------ Supplied information ------

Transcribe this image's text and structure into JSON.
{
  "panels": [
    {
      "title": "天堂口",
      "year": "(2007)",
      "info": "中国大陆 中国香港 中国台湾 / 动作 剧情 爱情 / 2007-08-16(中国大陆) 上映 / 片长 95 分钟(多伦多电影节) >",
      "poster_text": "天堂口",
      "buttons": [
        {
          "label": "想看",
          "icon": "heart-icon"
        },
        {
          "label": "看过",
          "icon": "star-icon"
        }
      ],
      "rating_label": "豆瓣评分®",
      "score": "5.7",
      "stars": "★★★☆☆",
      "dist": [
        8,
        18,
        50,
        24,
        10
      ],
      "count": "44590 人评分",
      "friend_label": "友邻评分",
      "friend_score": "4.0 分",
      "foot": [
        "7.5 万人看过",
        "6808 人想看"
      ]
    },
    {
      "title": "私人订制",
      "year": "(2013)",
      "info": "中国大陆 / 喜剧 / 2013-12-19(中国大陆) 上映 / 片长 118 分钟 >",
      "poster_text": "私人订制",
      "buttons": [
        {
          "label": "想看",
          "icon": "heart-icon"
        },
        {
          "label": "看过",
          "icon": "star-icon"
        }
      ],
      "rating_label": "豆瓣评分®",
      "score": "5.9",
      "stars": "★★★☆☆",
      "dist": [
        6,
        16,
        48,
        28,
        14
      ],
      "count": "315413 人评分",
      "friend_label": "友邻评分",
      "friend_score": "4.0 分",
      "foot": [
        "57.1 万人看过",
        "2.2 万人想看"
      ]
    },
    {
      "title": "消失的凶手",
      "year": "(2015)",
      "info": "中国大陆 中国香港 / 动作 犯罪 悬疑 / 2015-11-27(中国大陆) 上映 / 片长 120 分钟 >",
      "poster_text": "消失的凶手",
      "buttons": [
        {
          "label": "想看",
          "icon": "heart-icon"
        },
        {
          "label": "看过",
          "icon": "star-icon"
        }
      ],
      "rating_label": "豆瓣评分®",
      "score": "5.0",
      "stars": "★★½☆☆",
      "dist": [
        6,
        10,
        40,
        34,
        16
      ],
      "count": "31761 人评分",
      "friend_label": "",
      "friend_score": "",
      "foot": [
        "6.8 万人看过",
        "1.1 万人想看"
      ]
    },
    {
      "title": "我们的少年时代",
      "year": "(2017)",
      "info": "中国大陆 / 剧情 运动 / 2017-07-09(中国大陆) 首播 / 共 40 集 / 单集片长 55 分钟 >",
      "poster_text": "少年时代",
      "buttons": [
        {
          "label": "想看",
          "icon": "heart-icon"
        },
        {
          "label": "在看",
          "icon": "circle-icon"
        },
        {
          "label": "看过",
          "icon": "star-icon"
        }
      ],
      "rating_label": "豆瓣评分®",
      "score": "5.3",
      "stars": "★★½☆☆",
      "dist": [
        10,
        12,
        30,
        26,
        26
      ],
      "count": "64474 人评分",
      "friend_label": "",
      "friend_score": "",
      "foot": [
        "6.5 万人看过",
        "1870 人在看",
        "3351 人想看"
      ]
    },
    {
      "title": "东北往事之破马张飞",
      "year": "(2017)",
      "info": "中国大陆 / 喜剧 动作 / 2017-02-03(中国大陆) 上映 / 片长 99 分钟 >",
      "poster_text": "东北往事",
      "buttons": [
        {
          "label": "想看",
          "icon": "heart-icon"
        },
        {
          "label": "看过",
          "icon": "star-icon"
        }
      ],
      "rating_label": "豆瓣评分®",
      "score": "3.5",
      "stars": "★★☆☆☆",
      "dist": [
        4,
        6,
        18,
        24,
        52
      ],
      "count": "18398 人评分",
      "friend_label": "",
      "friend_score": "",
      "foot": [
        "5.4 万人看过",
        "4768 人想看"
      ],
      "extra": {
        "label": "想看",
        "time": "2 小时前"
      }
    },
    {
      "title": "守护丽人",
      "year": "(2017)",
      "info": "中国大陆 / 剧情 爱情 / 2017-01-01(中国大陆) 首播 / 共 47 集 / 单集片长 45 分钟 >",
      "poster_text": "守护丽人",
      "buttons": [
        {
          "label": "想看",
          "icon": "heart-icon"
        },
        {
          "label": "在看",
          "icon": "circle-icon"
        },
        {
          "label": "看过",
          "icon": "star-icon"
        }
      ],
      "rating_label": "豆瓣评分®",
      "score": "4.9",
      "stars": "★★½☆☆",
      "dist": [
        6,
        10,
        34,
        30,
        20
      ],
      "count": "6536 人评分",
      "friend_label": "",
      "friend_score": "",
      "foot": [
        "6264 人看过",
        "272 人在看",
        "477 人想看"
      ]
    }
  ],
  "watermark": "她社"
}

------

• [What the task requires] Search the data for "单集片长". Copy every line that has it.

• [Answer to this problem]
      "info": "中国大陆 / 剧情 运动 / 2017-07-09(中国大陆) 首播 / 共 40 集 / 单集片长 55 分钟 >",
      "info": "中国大陆 / 剧情 爱情 / 2017-01-01(中国大陆) 首播 / 共 47 集 / 单集片长 45 分钟 >",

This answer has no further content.